» **Given passage**:
Skip to content
Last updated

Customer Accounts and Login in Norce Commerce

This guide explains how to implement customer login and account management in a frontend application using Norce Commerce Services. It covers common scenarios, best practices, and technical details for handling customer data, authentication, and password management.

Overview

Norce Commerce provides basic account management and password validation. Each account is linked to a Customer object, which can be used for segmentation, pricing, and offers.

Note:
If you use a third-party authentication provider, you do not need Norce accounts. Instead, match the authenticated identity to a Norce customer using the email address or CustomerCode.

This document focuses on scenarios where Norce Commerce manages the account information.


Customer Object Example

Below are example representations of a customer in JSON and XML formats. These examples include both individual and company-related fields.

Example Customer (without company)
{
  "Id": 3710298,
  "Key": "264148a6-9c4c-4f7c-827b-8c43ac72a852",
  "Code": "cust0043",
  "Email": "test0043@tester.com",
  "SSN": null,
  "FirstName": "Test person 0043",
  "LastName": null,
  "Phone": null,
  "CellPhone": null,
  "ReferId": null,
  "ReferUrl": null,
  "Account": {
    "Id": 2095010,
    "Key": "f4026524-39b5-43fe-93b3-63da483a7597",
    "LoginName": "test0043@tester.com",
    "Name": "Test person 0043",
    "Roles": [
      43
    ],
    "Authorizations": [],
    "IsActive": true
  },
  "Companies": [
    {
      "Id": 334815,
      "Key": "85abed80-7c24-4d26-8f4f-5ad96ca0f222",
      "Code": "test0043",
      "Name": "Test kund 0043",
      "OrgNo": null,
      "Phone": null,
      "ReferId": null,
      "ReferUrl": null,
      "DeliveryAddresses": [],
      "InvoiceAddress": {
        "Id": 11115165,
        "CareOf": null,
        "Line1": "Testgatan 1",
        "Line2": null,
        "Zip": "123 45",
        "City": "Stockholm",
        "CountryId": 0,
        "Country": null,
        "Region": null,
        "IsValidated": false,
        "GlobalLocationNo": null,
        "ShippingPhoneNumber": null
      },
      "UseInvoiceAddressAsDeliveryAddress": false,
      "Info": [
        {
          "Id": 267,
          "Value": "",
          "Code": "A1"

» **Work task 1**: Reproduce the passage in the Norce Commerce customer accounts guide starting with "Skip to content" and going on through "pricing, and offers.", without any changes.
» **Work task 2**: Resume the Norce Commerce customer accounts guide from the point where it stops.

» **Information provided**:
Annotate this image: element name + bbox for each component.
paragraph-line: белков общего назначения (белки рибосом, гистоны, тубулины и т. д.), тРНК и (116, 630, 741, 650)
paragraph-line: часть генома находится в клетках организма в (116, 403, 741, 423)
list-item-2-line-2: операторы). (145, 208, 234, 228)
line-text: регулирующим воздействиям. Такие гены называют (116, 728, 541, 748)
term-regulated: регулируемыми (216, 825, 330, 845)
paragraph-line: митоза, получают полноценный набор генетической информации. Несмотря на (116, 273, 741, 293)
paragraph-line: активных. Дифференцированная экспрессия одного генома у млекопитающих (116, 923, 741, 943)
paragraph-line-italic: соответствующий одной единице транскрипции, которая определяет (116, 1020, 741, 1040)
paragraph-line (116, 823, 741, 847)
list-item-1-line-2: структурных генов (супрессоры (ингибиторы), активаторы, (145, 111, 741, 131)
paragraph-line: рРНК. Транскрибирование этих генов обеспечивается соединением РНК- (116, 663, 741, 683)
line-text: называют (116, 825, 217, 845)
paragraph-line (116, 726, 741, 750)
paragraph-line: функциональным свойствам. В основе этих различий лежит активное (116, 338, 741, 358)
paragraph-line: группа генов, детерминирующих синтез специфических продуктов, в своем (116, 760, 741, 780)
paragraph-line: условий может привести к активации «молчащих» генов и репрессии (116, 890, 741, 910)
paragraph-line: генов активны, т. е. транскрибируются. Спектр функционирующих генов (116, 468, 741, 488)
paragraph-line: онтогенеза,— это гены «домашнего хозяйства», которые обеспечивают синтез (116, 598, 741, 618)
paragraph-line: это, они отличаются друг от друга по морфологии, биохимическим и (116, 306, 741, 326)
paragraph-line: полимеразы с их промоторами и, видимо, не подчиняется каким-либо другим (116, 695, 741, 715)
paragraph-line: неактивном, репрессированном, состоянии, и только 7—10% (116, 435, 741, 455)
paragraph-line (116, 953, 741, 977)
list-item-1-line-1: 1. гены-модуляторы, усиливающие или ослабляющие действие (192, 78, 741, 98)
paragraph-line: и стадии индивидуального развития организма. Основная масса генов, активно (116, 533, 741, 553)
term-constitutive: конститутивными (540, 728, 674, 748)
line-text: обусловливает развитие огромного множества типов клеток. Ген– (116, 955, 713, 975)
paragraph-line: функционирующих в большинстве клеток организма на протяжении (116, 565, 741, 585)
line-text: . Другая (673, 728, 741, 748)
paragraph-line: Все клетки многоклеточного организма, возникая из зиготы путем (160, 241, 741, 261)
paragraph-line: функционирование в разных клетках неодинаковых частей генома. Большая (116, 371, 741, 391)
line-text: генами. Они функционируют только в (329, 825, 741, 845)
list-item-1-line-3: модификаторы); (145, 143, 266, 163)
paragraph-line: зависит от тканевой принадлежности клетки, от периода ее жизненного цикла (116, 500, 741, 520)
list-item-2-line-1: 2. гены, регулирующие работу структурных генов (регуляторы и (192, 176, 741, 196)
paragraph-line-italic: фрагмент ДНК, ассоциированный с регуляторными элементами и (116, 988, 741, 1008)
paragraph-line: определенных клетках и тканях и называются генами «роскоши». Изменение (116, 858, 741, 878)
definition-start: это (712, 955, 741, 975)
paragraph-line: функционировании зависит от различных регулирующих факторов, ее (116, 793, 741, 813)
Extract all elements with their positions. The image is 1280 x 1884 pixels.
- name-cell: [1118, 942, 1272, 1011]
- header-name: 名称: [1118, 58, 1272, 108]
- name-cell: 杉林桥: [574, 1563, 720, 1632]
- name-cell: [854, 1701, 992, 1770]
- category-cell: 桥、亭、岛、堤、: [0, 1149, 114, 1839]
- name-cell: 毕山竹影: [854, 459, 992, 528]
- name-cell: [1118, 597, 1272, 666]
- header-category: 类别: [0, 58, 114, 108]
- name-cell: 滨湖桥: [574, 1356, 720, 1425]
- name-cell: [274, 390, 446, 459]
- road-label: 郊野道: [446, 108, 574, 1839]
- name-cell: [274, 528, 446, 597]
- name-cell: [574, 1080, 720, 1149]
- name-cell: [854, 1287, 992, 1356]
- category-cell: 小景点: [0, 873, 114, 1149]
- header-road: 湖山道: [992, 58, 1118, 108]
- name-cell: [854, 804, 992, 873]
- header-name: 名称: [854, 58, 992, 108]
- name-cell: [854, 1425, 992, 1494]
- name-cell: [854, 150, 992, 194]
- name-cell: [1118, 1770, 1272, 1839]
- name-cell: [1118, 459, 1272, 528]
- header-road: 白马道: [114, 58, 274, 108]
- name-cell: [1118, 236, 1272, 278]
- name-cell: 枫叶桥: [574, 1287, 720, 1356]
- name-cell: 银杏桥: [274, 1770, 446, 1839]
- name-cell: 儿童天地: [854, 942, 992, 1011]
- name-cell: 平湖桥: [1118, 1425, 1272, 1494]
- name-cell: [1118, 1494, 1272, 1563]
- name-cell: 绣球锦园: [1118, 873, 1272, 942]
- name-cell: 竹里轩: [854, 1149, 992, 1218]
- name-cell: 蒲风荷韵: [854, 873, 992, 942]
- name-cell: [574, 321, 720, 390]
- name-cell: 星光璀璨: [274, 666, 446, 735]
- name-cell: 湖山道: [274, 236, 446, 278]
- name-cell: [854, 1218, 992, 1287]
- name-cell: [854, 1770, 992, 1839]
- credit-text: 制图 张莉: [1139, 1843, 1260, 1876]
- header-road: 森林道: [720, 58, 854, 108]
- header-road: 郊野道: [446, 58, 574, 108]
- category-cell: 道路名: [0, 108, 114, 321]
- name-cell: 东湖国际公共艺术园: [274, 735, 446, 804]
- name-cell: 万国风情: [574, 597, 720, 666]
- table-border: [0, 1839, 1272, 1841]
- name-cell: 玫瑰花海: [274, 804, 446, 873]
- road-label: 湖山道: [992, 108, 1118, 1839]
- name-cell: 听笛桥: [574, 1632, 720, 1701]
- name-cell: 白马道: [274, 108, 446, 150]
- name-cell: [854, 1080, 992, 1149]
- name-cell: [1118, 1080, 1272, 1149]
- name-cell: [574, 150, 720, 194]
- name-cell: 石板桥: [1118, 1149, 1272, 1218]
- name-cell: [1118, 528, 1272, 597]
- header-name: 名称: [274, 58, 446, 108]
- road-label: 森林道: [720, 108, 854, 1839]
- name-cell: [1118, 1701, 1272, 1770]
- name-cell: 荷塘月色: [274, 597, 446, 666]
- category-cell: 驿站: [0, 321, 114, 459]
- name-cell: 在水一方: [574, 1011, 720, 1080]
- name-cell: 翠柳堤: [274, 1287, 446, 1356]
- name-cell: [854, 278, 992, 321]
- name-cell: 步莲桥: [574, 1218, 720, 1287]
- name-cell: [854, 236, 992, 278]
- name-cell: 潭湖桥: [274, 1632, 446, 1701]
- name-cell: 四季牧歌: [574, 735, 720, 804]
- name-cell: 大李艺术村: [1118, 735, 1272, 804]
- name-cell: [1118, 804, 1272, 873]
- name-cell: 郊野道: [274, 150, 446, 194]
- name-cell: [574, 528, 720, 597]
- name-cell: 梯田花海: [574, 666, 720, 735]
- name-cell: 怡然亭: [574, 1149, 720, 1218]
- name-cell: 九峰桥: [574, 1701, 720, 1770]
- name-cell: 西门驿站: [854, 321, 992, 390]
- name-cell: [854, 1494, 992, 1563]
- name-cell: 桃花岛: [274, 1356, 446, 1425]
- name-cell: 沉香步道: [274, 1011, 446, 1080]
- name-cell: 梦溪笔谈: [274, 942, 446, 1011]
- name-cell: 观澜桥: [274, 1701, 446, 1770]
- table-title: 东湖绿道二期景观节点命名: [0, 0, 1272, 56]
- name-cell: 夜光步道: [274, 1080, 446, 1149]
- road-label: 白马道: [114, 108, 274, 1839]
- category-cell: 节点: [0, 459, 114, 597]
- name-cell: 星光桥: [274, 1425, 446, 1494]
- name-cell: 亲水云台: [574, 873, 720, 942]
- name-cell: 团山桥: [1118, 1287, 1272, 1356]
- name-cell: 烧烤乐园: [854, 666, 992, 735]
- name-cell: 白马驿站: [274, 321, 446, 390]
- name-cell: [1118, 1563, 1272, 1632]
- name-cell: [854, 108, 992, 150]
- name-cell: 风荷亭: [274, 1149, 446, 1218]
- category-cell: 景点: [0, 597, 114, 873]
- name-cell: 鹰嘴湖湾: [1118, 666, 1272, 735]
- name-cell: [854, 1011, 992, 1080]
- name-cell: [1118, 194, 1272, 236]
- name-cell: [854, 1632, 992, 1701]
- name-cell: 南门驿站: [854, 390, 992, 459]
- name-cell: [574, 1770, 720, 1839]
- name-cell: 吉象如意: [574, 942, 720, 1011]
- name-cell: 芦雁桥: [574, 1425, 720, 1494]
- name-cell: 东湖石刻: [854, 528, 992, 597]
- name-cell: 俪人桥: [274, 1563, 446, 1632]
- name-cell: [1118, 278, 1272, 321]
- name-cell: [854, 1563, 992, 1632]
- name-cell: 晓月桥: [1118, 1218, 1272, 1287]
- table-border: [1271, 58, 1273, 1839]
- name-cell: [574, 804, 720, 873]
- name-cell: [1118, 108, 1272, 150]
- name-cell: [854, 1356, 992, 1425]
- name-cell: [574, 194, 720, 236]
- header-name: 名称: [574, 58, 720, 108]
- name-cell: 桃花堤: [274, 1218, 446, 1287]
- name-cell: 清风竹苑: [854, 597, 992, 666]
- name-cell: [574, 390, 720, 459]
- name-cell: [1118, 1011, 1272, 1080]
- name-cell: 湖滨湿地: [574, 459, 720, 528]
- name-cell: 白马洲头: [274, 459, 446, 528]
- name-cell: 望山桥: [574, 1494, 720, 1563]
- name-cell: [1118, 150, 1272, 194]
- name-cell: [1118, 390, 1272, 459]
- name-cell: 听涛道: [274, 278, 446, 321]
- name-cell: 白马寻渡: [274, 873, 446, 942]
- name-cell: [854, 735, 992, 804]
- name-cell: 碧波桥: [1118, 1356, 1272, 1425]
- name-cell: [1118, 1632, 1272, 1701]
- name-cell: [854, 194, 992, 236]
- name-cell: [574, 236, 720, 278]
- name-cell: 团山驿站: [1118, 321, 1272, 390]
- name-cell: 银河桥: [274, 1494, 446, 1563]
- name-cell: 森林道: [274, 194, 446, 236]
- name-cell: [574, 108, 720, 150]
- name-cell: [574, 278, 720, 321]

» **Reply 1**:
Skip to content
Last updated

Customer Accounts and Login in Norce Commerce

This guide explains how to implement customer login and account management in a frontend application using Norce Commerce Services. It covers common scenarios, best practices, and technical details for handling customer data, authentication, and password management.

Overview

Norce Commerce provides basic account management and password validation. Each account is linked to a Customer object, which can be used for segmentation, pricing, and offers.

» **Reply 2**:
        }
      ],
      "PricelistIds": [],
      "ParentId": null,
      "DeliveryMethodIds": [],
      "PaymentMethodIds": [],
      "Email": null,
      "Flags": [
        {
          "Id": 118,
          "Name": "Bronskund",
          "Group": 37,
          "IsSelected": true
        }
      ],
      "VatNo": null
    }
  ],
  "DeliveryAddresses": [],
  "InvoiceAddress": {
    "Id": 2608019,
    "CareOf": null,
    "Line1": null,
    "Line2": null,
    "Zip": null,
    "City": null,
    "CountryId": 0,
    "Country": null,
    "Region": null,
    "IsValidated": false,
    "GlobalLocationNo": null,
    "ShippingPhoneNumber": null
  },
  "Flags": [
    {
      "Id": 117,
      "Name": "Silverkund",
      "Group": 37,
      "IsSelected": true
    }
  ],
  "UseInvoiceAddressAsDeliveryAddress": false,
  "Info": [
    {
      "Id": 237,
      "Value": "",
      "Code": "Xtra1"
    }
  ],
  "PricelistIds": [],
  "CrmId": null,
  "IsActive": true,
  "Created": "/Date(1583484623047+0100)/",
  "Updated": "/Date(1583484785267+0100)/"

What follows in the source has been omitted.